[Stored items]
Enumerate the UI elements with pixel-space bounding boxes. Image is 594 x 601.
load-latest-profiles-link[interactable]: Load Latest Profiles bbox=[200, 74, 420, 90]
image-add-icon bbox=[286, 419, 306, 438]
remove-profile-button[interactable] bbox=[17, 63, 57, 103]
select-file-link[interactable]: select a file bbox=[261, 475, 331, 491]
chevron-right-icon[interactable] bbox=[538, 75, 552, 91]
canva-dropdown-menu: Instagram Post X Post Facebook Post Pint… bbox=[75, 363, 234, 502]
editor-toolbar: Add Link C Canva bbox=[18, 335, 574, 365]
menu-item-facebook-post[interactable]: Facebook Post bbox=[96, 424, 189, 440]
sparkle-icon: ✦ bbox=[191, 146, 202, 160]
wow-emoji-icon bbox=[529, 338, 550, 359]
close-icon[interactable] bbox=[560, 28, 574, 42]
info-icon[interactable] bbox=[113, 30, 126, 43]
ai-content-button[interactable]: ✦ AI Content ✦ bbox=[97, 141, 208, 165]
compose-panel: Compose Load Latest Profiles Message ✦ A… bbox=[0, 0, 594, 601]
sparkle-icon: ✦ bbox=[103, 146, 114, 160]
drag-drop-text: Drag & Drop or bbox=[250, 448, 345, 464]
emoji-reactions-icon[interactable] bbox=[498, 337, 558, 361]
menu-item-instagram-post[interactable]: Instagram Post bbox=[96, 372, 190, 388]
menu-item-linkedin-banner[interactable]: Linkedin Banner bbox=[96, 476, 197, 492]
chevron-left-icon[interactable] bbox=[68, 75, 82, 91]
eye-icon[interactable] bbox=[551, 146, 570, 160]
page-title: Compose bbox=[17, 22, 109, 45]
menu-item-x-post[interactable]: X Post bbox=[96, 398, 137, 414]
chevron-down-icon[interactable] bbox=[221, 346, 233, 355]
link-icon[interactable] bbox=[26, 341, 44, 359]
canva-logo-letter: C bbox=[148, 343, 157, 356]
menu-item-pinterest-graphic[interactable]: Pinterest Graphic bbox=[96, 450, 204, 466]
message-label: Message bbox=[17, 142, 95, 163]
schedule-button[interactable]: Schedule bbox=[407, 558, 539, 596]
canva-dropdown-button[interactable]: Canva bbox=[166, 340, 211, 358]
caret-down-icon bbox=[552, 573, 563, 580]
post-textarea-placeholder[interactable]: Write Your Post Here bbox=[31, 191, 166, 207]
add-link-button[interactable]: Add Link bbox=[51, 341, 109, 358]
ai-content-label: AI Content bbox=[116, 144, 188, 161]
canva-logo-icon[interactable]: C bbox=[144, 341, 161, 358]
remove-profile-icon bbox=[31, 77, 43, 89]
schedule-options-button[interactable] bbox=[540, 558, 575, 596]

- Challenge
Put each line of the listing above into a JSON list of strings, one string per line, and skip any blank lines.

- Exercise output
[
  "Enumerate the UI elements with pixel-space bounding boxes. Image is 594 x 601.",
  "load-latest-profiles-link[interactable]: Load Latest Profiles bbox=[200, 74, 420, 90]",
  "image-add-icon bbox=[286, 419, 306, 438]",
  "remove-profile-button[interactable] bbox=[17, 63, 57, 103]",
  "select-file-link[interactable]: select a file bbox=[261, 475, 331, 491]",
  "chevron-right-icon[interactable] bbox=[538, 75, 552, 91]",
  "canva-dropdown-menu: Instagram Post X Post Facebook Post Pint… bbox=[75, 363, 234, 502]",
  "editor-toolbar: Add Link C Canva bbox=[18, 335, 574, 365]",
  "menu-item-facebook-post[interactable]: Facebook Post bbox=[96, 424, 189, 440]",
  "sparkle-icon: ✦ bbox=[191, 146, 202, 160]",
  "wow-emoji-icon bbox=[529, 338, 550, 359]",
  "close-icon[interactable] bbox=[560, 28, 574, 42]",
  "info-icon[interactable] bbox=[113, 30, 126, 43]",
  "ai-content-button[interactable]: ✦ AI Content ✦ bbox=[97, 141, 208, 165]",
  "compose-panel: Compose Load Latest Profiles Message ✦ A… bbox=[0, 0, 594, 601]",
  "sparkle-icon: ✦ bbox=[103, 146, 114, 160]",
  "drag-drop-text: Drag & Drop or bbox=[250, 448, 345, 464]",
  "emoji-reactions-icon[interactable] bbox=[498, 337, 558, 361]",
  "menu-item-instagram-post[interactable]: Instagram Post bbox=[96, 372, 190, 388]",
  "menu-item-linkedin-banner[interactable]: Linkedin Banner bbox=[96, 476, 197, 492]",
  "chevron-left-icon[interactable] bbox=[68, 75, 82, 91]",
  "eye-icon[interactable] bbox=[551, 146, 570, 160]",
  "page-title: Compose bbox=[17, 22, 109, 45]",
  "menu-item-x-post[interactable]: X Post bbox=[96, 398, 137, 414]",
  "chevron-down-icon[interactable] bbox=[221, 346, 233, 355]",
  "link-icon[interactable] bbox=[26, 341, 44, 359]",
  "canva-logo-letter: C bbox=[148, 343, 157, 356]",
  "menu-item-pinterest-graphic[interactable]: Pinterest Graphic bbox=[96, 450, 204, 466]",
  "message-label: Message bbox=[17, 142, 95, 163]",
  "schedule-button[interactable]: Schedule bbox=[407, 558, 539, 596]",
  "canva-dropdown-button[interactable]: Canva bbox=[166, 340, 211, 358]",
  "caret-down-icon bbox=[552, 573, 563, 580]",
  "post-textarea-placeholder[interactable]: Write Your Post Here bbox=[31, 191, 166, 207]",
  "add-link-button[interactable]: Add Link bbox=[51, 341, 109, 358]",
  "ai-content-label: AI Content bbox=[116, 144, 188, 161]",
  "canva-logo-icon[interactable]: C bbox=[144, 341, 161, 358]",
  "remove-profile-icon bbox=[31, 77, 43, 89]",
  "schedule-options-button[interactable] bbox=[540, 558, 575, 596]"
]